- [Entries shown]:

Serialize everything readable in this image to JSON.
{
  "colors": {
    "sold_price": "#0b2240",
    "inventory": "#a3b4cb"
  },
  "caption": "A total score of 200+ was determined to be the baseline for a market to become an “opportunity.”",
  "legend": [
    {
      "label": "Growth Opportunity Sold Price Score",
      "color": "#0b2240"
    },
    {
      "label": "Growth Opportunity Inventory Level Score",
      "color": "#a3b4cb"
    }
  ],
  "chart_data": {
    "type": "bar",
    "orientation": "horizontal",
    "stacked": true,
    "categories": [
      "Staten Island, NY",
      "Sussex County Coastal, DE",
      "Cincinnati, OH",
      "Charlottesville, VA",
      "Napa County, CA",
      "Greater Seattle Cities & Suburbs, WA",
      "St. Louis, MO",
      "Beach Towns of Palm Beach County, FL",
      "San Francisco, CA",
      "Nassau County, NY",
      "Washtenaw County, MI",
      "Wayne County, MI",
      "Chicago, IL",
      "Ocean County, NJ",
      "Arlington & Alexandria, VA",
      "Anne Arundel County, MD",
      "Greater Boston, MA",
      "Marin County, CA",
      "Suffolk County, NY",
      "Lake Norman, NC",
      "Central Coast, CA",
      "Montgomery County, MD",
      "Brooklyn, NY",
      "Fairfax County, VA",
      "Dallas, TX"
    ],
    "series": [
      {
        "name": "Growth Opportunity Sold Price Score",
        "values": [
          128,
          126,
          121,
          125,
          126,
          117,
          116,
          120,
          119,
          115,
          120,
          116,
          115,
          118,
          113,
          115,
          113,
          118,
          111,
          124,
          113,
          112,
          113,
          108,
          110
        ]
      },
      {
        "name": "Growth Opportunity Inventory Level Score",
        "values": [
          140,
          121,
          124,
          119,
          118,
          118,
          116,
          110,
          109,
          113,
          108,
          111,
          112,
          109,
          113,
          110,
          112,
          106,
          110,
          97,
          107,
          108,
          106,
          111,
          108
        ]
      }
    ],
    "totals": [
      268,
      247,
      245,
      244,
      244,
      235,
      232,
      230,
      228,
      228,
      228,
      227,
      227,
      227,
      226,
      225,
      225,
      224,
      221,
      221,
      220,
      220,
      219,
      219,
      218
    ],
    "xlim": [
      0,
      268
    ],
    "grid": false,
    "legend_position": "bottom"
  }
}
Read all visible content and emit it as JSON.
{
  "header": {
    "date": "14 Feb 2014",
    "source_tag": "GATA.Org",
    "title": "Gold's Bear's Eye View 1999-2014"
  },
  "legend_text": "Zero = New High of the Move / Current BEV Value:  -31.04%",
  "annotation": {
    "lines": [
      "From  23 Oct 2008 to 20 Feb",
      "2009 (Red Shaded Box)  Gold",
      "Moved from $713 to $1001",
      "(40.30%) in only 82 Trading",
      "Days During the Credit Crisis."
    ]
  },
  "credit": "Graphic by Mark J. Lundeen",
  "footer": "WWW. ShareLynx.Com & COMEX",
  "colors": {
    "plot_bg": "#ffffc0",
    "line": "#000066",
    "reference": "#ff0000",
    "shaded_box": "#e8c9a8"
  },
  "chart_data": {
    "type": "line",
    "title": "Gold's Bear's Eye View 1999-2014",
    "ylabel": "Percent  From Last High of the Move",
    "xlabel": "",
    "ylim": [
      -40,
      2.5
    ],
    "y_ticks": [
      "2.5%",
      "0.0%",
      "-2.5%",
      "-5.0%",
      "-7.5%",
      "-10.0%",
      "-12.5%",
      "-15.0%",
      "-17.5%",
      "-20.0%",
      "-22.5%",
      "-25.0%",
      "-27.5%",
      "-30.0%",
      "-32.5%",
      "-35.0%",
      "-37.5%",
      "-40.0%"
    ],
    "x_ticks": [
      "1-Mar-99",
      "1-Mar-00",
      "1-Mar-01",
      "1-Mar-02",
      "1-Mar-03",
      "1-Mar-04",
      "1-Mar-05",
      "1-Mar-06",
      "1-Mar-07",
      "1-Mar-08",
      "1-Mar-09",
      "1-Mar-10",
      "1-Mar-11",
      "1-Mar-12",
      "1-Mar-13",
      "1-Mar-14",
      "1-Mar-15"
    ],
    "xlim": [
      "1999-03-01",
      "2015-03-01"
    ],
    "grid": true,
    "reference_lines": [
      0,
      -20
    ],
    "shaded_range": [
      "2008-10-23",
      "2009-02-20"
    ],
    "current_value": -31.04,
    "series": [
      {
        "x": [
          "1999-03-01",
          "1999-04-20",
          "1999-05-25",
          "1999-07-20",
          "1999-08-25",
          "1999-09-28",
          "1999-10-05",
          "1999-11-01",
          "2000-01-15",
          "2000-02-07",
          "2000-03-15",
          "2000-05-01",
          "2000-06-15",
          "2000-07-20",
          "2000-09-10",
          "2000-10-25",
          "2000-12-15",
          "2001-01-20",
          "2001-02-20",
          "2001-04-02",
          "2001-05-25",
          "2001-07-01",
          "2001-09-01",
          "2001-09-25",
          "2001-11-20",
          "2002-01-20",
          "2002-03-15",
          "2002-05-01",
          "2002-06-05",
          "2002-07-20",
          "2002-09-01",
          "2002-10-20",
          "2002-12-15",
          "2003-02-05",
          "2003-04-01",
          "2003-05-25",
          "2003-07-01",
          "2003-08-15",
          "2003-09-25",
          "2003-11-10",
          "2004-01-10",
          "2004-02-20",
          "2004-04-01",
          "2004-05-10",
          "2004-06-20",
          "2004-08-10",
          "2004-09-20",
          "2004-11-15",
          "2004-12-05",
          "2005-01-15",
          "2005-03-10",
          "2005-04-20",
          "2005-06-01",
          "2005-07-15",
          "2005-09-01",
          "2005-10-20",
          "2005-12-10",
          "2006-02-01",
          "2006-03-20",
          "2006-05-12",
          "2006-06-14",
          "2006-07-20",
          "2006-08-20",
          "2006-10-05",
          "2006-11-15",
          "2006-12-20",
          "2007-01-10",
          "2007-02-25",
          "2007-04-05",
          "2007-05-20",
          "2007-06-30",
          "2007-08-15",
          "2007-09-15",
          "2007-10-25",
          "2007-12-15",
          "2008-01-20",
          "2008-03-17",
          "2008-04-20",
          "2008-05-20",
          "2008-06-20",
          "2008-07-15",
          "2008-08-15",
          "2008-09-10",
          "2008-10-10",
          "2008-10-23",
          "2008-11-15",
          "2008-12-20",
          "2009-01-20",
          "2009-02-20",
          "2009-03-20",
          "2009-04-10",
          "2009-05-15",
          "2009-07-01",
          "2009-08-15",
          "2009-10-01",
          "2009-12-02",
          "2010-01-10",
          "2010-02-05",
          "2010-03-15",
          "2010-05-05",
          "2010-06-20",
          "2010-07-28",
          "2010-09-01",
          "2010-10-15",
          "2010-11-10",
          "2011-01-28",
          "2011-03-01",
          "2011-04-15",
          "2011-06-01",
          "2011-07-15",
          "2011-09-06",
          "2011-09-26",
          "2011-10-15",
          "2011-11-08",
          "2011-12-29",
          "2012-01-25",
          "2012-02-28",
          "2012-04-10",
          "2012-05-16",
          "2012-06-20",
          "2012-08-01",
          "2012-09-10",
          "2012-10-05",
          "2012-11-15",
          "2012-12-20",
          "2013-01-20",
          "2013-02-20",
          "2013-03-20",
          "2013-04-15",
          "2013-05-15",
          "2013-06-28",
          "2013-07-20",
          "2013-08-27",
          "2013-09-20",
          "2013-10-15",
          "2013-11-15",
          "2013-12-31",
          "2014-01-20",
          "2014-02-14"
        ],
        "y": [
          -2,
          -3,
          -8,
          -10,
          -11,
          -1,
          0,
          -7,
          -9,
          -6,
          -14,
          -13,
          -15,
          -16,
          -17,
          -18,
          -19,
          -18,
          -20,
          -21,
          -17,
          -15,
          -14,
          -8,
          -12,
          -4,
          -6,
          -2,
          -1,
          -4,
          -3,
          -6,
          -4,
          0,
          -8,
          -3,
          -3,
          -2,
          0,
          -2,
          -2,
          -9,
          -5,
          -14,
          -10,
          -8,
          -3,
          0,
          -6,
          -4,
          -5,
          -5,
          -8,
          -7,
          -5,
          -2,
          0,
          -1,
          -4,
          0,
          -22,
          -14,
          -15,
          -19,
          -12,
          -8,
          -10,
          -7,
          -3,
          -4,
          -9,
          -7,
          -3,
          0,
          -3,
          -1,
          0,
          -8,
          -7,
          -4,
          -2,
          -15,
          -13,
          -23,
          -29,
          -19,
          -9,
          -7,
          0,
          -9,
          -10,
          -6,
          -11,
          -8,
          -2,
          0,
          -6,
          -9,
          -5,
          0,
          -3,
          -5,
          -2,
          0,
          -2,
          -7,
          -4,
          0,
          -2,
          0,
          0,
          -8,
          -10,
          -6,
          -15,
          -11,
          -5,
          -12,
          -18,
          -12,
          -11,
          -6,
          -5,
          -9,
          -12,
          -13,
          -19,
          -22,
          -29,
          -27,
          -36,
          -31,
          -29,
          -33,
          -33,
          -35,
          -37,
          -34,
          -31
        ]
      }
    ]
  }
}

- [Your task]: List every line above containing the word "title".

- [Right answer]:
    "title": "Gold's Bear's Eye View 1999-2014"
    "title": "Gold's Bear's Eye View 1999-2014",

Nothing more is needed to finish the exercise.